— Start of Data in this exercise —

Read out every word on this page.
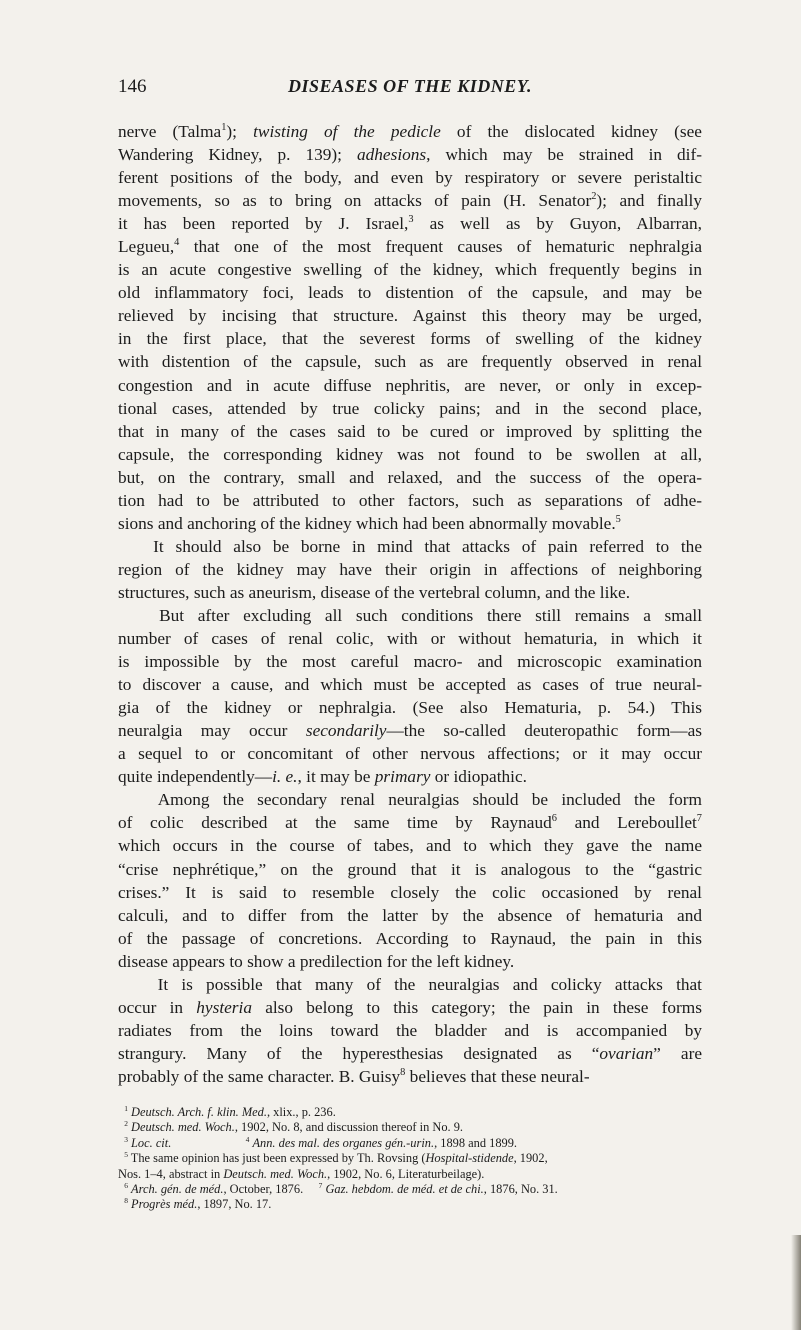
146	DISEASES OF THE KIDNEY.
nerve (Talma$^1$); twisting of the pedicle of the dislocated kidney (see
Wandering Kidney, p. 139); adhesions, which may be strained in dif-
ferent positions of the body, and even by respiratory or severe peristaltic
movements, so as to bring on attacks of pain (H. Senator$^2$); and finally
it has been reported by J. Israel,$^3$ as well as by Guyon, Albarran,
Legueu,$^4$ that one of the most frequent causes of hematuric nephralgia
is an acute congestive swelling of the kidney, which frequently begins in
old inflammatory foci, leads to distention of the capsule, and may be
relieved by incising that structure. Against this theory may be urged,
in the first place, that the severest forms of swelling of the kidney
with distention of the capsule, such as are frequently observed in renal
congestion and in acute diffuse nephritis, are never, or only in excep-
tional cases, attended by true colicky pains; and in the second place,
that in many of the cases said to be cured or improved by splitting the
capsule, the corresponding kidney was not found to be swollen at all,
but, on the contrary, small and relaxed, and the success of the opera-
tion had to be attributed to other factors, such as separations of adhe-
sions and anchoring of the kidney which had been abnormally movable.$^5$
It should also be borne in mind that attacks of pain referred to the
region of the kidney may have their origin in affections of neighboring
structures, such as aneurism, disease of the vertebral column, and the like.
But after excluding all such conditions there still remains a small
number of cases of renal colic, with or without hematuria, in which it
is impossible by the most careful macro- and microscopic examination
to discover a cause, and which must be accepted as cases of true neural-
gia of the kidney or nephralgia. (See also Hematuria, p. 54.) This
neuralgia may occur secondarily—the so-called deuteropathic form—as
a sequel to or concomitant of other nervous affections; or it may occur
quite independently—i. e., it may be primary or idiopathic.
Among the secondary renal neuralgias should be included the form
of colic described at the same time by Raynaud$^6$ and Lereboullet$^7$
which occurs in the course of tabes, and to which they gave the name
“crise nephrétique,” on the ground that it is analogous to the “gastric
crises.” It is said to resemble closely the colic occasioned by renal
calculi, and to differ from the latter by the absence of hematuria and
of the passage of concretions. According to Raynaud, the pain in this
disease appears to show a predilection for the left kidney.
It is possible that many of the neuralgias and colicky attacks that
occur in hysteria also belong to this category; the pain in these forms
radiates from the loins toward the bladder and is accompanied by
strangury. Many of the hyperesthesias designated as “ovarian” are
probably of the same character. B. Guisy$^8$ believes that these neural-
$^1$ Deutsch. Arch. f. klin. Med., xlix., p. 236.
$^2$ Deutsch. med. Woch., 1902, No. 8, and discussion thereof in No. 9.
$^3$ Loc. cit.	$^4$ Ann. des mal. des organes gén.-urin., 1898 and 1899.
$^5$ The same opinion has just been expressed by Th. Rovsing (Hospital-stidende, 1902,
Nos. 1–4, abstract in Deutsch. med. Woch., 1902, No. 6, Literaturbeilage).
$^6$ Arch. gén. de méd., October, 1876.     $^7$ Gaz. hebdom. de méd. et de chi., 1876, No. 31.
$^8$ Progrès méd., 1897, No. 17.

— End of Data in this exercise —

Work to do – Transcribe the listing in full and omit the pictures.

Task result –
Read out every word on this page.
146	DISEASES OF THE KIDNEY.
nerve (Talma$^1$); twisting of the pedicle of the dislocated kidney (see
Wandering Kidney, p. 139); adhesions, which may be strained in dif-
ferent positions of the body, and even by respiratory or severe peristaltic
movements, so as to bring on attacks of pain (H. Senator$^2$); and finally
it has been reported by J. Israel,$^3$ as well as by Guyon, Albarran,
Legueu,$^4$ that one of the most frequent causes of hematuric nephralgia
is an acute congestive swelling of the kidney, which frequently begins in
old inflammatory foci, leads to distention of the capsule, and may be
relieved by incising that structure. Against this theory may be urged,
in the first place, that the severest forms of swelling of the kidney
with distention of the capsule, such as are frequently observed in renal
congestion and in acute diffuse nephritis, are never, or only in excep-
tional cases, attended by true colicky pains; and in the second place,
that in many of the cases said to be cured or improved by splitting the
capsule, the corresponding kidney was not found to be swollen at all,
but, on the contrary, small and relaxed, and the success of the opera-
tion had to be attributed to other factors, such as separations of adhe-
sions and anchoring of the kidney which had been abnormally movable.$^5$
It should also be borne in mind that attacks of pain referred to the
region of the kidney may have their origin in affections of neighboring
structures, such as aneurism, disease of the vertebral column, and the like.
But after excluding all such conditions there still remains a small
number of cases of renal colic, with or without hematuria, in which it
is impossible by the most careful macro- and microscopic examination
to discover a cause, and which must be accepted as cases of true neural-
gia of the kidney or nephralgia. (See also Hematuria, p. 54.) This
neuralgia may occur secondarily—the so-called deuteropathic form—as
a sequel to or concomitant of other nervous affections; or it may occur
quite independently—i. e., it may be primary or idiopathic.
Among the secondary renal neuralgias should be included the form
of colic described at the same time by Raynaud$^6$ and Lereboullet$^7$
which occurs in the course of tabes, and to which they gave the name
“crise nephrétique,” on the ground that it is analogous to the “gastric
crises.” It is said to resemble closely the colic occasioned by renal
calculi, and to differ from the latter by the absence of hematuria and
of the passage of concretions. According to Raynaud, the pain in this
disease appears to show a predilection for the left kidney.
It is possible that many of the neuralgias and colicky attacks that
occur in hysteria also belong to this category; the pain in these forms
radiates from the loins toward the bladder and is accompanied by
strangury. Many of the hyperesthesias designated as “ovarian” are
probably of the same character. B. Guisy$^8$ believes that these neural-
$^1$ Deutsch. Arch. f. klin. Med., xlix., p. 236.
$^2$ Deutsch. med. Woch., 1902, No. 8, and discussion thereof in No. 9.
$^3$ Loc. cit.	$^4$ Ann. des mal. des organes gén.-urin., 1898 and 1899.
$^5$ The same opinion has just been expressed by Th. Rovsing (Hospital-stidende, 1902,
Nos. 1–4, abstract in Deutsch. med. Woch., 1902, No. 6, Literaturbeilage).
$^6$ Arch. gén. de méd., October, 1876.     $^7$ Gaz. hebdom. de méd. et de chi., 1876, No. 31.
$^8$ Progrès méd., 1897, No. 17.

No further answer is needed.